╭──

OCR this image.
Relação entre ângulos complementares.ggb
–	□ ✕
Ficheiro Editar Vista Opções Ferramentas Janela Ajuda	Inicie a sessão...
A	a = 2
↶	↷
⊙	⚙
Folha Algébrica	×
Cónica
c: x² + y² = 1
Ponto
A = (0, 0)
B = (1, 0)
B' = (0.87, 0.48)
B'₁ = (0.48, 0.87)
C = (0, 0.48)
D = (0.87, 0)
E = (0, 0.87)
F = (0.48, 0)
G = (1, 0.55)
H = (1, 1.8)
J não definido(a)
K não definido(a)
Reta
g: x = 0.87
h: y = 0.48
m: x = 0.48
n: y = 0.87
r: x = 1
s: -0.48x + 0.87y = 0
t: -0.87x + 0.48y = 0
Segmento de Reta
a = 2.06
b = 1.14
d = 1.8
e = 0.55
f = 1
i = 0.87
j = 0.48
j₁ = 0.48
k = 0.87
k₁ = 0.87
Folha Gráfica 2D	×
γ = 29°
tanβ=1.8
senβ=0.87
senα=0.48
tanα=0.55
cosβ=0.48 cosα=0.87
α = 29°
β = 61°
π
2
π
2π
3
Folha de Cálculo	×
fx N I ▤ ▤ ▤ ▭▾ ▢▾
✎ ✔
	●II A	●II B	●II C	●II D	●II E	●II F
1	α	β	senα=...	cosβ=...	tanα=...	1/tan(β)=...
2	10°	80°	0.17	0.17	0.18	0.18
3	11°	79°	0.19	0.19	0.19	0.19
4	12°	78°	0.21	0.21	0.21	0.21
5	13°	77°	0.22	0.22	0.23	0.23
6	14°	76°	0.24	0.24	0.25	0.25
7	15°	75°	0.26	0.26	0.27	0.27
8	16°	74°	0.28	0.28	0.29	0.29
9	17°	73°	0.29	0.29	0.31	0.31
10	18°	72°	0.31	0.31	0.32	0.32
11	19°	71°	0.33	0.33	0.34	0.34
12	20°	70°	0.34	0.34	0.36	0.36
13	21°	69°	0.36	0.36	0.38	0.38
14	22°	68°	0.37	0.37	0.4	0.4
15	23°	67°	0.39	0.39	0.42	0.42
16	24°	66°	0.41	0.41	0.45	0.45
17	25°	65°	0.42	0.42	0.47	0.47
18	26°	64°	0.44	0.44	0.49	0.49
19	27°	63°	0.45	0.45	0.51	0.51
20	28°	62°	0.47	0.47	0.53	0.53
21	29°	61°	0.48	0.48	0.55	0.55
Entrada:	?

╰──

> _Task details_
Write out every line exactly as it stands.

> _Complete answer_
OCR this image.
Relação entre ângulos complementares.ggb
–	□ ✕
Ficheiro Editar Vista Opções Ferramentas Janela Ajuda	Inicie a sessão...
A	a = 2
↶	↷
⊙	⚙
Folha Algébrica	×
Cónica
c: x² + y² = 1
Ponto
A = (0, 0)
B = (1, 0)
B' = (0.87, 0.48)
B'₁ = (0.48, 0.87)
C = (0, 0.48)
D = (0.87, 0)
E = (0, 0.87)
F = (0.48, 0)
G = (1, 0.55)
H = (1, 1.8)
J não definido(a)
K não definido(a)
Reta
g: x = 0.87
h: y = 0.48
m: x = 0.48
n: y = 0.87
r: x = 1
s: -0.48x + 0.87y = 0
t: -0.87x + 0.48y = 0
Segmento de Reta
a = 2.06
b = 1.14
d = 1.8
e = 0.55
f = 1
i = 0.87
j = 0.48
j₁ = 0.48
k = 0.87
k₁ = 0.87
Folha Gráfica 2D	×
γ = 29°
tanβ=1.8
senβ=0.87
senα=0.48
tanα=0.55
cosβ=0.48 cosα=0.87
α = 29°
β = 61°
π
2
π
2π
3
Folha de Cálculo	×
fx N I ▤ ▤ ▤ ▭▾ ▢▾
✎ ✔
	●II A	●II B	●II C	●II D	●II E	●II F
1	α	β	senα=...	cosβ=...	tanα=...	1/tan(β)=...
2	10°	80°	0.17	0.17	0.18	0.18
3	11°	79°	0.19	0.19	0.19	0.19
4	12°	78°	0.21	0.21	0.21	0.21
5	13°	77°	0.22	0.22	0.23	0.23
6	14°	76°	0.24	0.24	0.25	0.25
7	15°	75°	0.26	0.26	0.27	0.27
8	16°	74°	0.28	0.28	0.29	0.29
9	17°	73°	0.29	0.29	0.31	0.31
10	18°	72°	0.31	0.31	0.32	0.32
11	19°	71°	0.33	0.33	0.34	0.34
12	20°	70°	0.34	0.34	0.36	0.36
13	21°	69°	0.36	0.36	0.38	0.38
14	22°	68°	0.37	0.37	0.4	0.4
15	23°	67°	0.39	0.39	0.42	0.42
16	24°	66°	0.41	0.41	0.45	0.45
17	25°	65°	0.42	0.42	0.47	0.47
18	26°	64°	0.44	0.44	0.49	0.49
19	27°	63°	0.45	0.45	0.51	0.51
20	28°	62°	0.47	0.47	0.53	0.53
21	29°	61°	0.48	0.48	0.55	0.55
Entrada:	?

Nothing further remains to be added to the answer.